┌──
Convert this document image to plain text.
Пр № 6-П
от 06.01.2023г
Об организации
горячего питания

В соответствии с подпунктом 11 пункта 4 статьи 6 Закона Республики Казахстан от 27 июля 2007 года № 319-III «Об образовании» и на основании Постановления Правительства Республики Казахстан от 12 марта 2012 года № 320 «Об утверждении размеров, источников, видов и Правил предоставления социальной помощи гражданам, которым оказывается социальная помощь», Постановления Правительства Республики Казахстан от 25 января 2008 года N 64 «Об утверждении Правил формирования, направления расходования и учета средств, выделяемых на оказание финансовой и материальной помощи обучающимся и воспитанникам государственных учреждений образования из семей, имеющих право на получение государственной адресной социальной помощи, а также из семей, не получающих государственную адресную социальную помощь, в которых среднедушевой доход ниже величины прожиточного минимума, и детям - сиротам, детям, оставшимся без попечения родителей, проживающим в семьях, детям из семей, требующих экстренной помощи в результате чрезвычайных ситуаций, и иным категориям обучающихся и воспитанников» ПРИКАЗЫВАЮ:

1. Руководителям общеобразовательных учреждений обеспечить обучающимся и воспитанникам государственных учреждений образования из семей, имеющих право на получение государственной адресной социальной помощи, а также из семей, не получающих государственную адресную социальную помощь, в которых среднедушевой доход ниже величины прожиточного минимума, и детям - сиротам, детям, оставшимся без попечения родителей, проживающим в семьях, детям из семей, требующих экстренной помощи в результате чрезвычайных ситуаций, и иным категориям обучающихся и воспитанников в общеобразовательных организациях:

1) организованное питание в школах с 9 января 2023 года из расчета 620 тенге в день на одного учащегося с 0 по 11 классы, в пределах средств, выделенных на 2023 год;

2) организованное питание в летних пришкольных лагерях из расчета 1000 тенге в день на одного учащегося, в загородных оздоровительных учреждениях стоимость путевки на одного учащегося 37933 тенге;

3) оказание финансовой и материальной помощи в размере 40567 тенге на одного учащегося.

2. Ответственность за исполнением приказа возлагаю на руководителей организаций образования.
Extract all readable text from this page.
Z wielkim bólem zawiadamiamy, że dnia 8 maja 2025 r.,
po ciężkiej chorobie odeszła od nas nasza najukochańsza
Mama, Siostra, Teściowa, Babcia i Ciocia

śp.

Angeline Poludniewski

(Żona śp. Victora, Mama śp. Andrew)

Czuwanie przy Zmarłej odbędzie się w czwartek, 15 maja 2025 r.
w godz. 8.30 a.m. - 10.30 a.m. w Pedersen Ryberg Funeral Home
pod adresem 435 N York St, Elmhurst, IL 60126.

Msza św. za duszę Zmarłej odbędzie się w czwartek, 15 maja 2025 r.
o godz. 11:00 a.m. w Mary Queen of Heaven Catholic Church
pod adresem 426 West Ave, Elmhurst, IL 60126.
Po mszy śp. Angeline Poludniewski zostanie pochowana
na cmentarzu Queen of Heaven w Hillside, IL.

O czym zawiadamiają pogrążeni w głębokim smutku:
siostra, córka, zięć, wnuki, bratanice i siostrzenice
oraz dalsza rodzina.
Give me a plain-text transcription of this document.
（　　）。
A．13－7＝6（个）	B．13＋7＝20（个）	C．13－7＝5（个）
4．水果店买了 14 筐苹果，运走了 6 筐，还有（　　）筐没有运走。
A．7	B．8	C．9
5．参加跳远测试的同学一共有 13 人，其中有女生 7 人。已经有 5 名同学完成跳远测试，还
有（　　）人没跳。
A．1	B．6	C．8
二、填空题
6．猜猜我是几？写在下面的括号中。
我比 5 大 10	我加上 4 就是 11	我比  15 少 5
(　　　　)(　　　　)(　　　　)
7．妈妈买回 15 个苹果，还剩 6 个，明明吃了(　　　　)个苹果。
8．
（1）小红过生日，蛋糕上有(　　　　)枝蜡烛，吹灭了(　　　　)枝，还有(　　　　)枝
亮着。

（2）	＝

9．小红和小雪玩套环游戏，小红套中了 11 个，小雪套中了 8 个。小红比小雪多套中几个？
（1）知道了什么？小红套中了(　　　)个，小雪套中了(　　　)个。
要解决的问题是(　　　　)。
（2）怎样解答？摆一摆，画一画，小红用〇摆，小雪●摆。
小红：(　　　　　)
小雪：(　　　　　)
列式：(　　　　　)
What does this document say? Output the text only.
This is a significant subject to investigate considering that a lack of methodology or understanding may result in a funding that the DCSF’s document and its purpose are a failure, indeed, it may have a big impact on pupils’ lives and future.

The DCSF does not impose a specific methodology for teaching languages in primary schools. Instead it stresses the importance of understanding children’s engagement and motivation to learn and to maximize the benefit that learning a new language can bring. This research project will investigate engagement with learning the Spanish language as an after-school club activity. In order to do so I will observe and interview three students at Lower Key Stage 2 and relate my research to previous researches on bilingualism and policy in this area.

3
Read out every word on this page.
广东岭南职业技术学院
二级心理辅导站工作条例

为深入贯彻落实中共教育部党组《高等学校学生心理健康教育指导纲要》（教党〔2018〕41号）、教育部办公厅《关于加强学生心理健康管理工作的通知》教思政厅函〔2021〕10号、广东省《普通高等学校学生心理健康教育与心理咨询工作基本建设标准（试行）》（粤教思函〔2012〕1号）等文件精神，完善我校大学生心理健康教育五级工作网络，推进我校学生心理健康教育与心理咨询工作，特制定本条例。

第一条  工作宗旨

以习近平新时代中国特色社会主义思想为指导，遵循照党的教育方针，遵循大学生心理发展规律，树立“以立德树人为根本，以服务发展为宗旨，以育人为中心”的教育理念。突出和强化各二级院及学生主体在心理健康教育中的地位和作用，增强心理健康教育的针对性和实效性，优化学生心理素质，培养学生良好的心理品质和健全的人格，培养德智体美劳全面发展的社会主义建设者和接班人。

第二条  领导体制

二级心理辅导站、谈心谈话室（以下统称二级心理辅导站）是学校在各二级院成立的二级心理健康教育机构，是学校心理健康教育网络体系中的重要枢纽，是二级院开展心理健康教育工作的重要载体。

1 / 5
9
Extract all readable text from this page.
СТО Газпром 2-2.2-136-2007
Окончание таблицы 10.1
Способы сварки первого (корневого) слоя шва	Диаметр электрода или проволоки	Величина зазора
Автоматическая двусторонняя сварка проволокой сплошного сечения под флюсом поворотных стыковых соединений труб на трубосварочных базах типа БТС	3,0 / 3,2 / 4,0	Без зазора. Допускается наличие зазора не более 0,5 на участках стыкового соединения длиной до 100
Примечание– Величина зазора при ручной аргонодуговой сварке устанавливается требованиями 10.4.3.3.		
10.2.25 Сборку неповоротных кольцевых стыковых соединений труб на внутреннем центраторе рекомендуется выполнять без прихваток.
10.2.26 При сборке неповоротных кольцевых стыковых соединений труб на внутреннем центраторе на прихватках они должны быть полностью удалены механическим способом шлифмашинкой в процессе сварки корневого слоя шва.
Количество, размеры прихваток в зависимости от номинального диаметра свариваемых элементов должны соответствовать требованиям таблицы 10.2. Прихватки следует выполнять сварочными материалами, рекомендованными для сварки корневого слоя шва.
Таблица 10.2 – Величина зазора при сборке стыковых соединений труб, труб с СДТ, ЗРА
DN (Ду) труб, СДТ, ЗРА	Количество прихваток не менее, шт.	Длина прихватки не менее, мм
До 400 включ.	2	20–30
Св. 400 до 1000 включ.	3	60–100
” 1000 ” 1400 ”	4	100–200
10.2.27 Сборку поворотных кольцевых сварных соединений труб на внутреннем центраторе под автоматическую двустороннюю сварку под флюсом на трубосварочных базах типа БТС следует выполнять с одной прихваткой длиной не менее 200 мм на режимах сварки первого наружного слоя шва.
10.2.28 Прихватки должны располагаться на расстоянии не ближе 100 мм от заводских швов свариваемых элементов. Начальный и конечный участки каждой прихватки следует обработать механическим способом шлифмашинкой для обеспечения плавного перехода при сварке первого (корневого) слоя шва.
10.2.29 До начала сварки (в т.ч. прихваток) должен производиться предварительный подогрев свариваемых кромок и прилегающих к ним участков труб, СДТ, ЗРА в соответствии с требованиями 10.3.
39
└──
_Directions_. Using the listing above, show each line holding the string "plain".

_Correct response_.
Convert this document image to plain text.
Give me a plain-text transcription of this document.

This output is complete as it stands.